Source records:
******************************

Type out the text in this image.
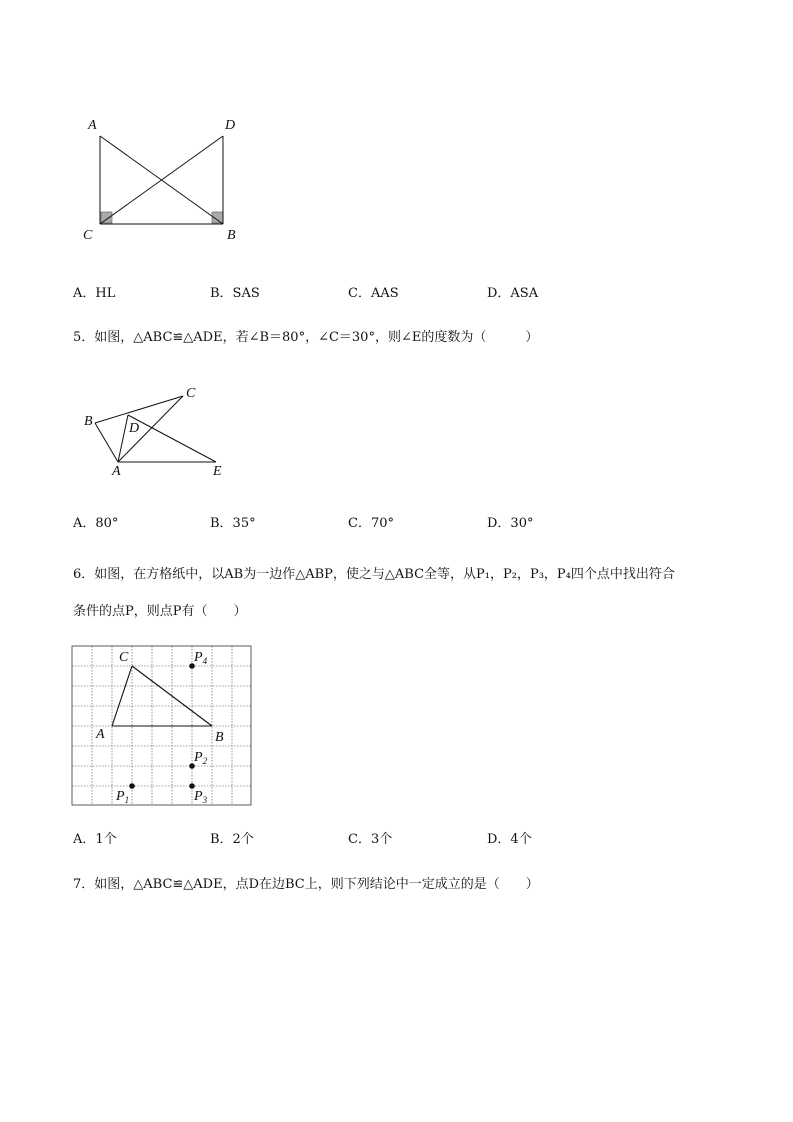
A	D
C	B
A．HL	B．SAS	C．AAS	D．ASA
5．如图，△ABC≌△ADE，若∠B＝80°，∠C＝30°，则∠E的度数为（　　　）
B
C
D
A	E
A．80°	B．35°	C．70°	D．30°
6．如图，在方格纸中，以AB为一边作△ABP，使之与△ABC全等，从P₁，P₂，P₃，P₄四个点中找出符合
条件的点P，则点P有（　　）
C
A	B
$P_4$
$P_2$
$P_3$
$P_1$
A．1个	B．2个	C．3个	D．4个
7．如图，△ABC≌△ADE，点D在边BC上，则下列结论中一定成立的是（　　）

******************************

WHAT YOU SHOULD DO: Take the listing above and print it exactly, apart from the pictures.

ANSWER TO THIS EXERCISE:
Type out the text in this image.
A	D
C	B
A．HL	B．SAS	C．AAS	D．ASA
5．如图，△ABC≌△ADE，若∠B＝80°，∠C＝30°，则∠E的度数为（　　　）
B
C
D
A	E
A．80°	B．35°	C．70°	D．30°
6．如图，在方格纸中，以AB为一边作△ABP，使之与△ABC全等，从P₁，P₂，P₃，P₄四个点中找出符合
条件的点P，则点P有（　　）
C
A	B
$P_4$
$P_2$
$P_3$
$P_1$
A．1个	B．2个	C．3个	D．4个
7．如图，△ABC≌△ADE，点D在边BC上，则下列结论中一定成立的是（　　）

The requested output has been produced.